SET EXERCISE = Pull out every line in the data that has the string "пластины" in it.

MATERIAL SHOWN =

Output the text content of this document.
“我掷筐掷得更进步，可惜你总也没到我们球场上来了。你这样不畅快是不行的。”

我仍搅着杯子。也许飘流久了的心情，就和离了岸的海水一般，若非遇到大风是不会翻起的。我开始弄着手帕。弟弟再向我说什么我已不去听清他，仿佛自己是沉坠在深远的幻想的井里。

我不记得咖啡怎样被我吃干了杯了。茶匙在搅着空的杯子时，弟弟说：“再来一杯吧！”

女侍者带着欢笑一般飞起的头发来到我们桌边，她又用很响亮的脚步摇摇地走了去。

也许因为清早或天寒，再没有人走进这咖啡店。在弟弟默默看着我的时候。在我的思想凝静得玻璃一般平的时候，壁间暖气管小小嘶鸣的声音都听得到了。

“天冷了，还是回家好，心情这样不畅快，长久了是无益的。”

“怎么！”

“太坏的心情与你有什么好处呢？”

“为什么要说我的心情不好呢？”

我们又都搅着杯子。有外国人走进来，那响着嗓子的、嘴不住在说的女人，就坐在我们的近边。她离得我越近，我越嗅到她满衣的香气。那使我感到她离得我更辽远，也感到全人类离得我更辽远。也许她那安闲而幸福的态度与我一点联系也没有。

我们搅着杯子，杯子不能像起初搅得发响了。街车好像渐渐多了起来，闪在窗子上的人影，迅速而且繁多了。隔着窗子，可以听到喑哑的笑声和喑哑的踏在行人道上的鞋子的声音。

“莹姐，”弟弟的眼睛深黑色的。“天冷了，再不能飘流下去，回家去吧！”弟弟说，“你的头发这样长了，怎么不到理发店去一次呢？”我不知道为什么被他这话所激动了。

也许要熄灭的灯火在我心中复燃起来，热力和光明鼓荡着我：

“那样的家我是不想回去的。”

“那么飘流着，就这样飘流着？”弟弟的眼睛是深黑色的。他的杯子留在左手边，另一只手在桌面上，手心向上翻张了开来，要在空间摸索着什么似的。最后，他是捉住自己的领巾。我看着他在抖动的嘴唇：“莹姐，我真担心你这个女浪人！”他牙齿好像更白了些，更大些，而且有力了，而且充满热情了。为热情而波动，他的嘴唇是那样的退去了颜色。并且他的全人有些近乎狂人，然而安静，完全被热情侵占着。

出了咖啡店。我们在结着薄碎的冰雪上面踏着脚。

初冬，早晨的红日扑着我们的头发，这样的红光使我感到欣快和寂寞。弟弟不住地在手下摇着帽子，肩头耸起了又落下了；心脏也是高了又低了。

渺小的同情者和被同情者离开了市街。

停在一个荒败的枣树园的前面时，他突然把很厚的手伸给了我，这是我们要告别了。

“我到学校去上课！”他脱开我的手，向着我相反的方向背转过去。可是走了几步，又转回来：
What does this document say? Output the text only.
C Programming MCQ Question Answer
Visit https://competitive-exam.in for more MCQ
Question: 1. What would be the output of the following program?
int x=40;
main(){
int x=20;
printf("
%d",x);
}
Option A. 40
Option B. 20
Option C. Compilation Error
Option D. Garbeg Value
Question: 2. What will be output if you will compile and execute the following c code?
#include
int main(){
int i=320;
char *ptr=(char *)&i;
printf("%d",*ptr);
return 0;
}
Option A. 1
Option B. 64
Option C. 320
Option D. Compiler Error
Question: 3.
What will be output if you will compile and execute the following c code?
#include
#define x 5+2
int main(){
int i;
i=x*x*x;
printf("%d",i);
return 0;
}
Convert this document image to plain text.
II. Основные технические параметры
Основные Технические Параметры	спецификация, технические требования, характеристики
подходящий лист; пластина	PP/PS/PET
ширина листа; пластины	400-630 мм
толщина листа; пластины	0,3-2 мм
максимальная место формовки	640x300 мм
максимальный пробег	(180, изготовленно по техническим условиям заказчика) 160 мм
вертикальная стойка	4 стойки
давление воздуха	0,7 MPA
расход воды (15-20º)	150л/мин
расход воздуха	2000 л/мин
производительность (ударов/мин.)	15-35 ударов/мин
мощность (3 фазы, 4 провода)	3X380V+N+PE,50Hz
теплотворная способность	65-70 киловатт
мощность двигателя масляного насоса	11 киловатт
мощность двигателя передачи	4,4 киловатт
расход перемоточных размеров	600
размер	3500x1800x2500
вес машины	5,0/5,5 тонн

WRITTEN SOLUTION =
ширина листа; пластины	400-630 мм
толщина листа; пластины	0,3-2 мм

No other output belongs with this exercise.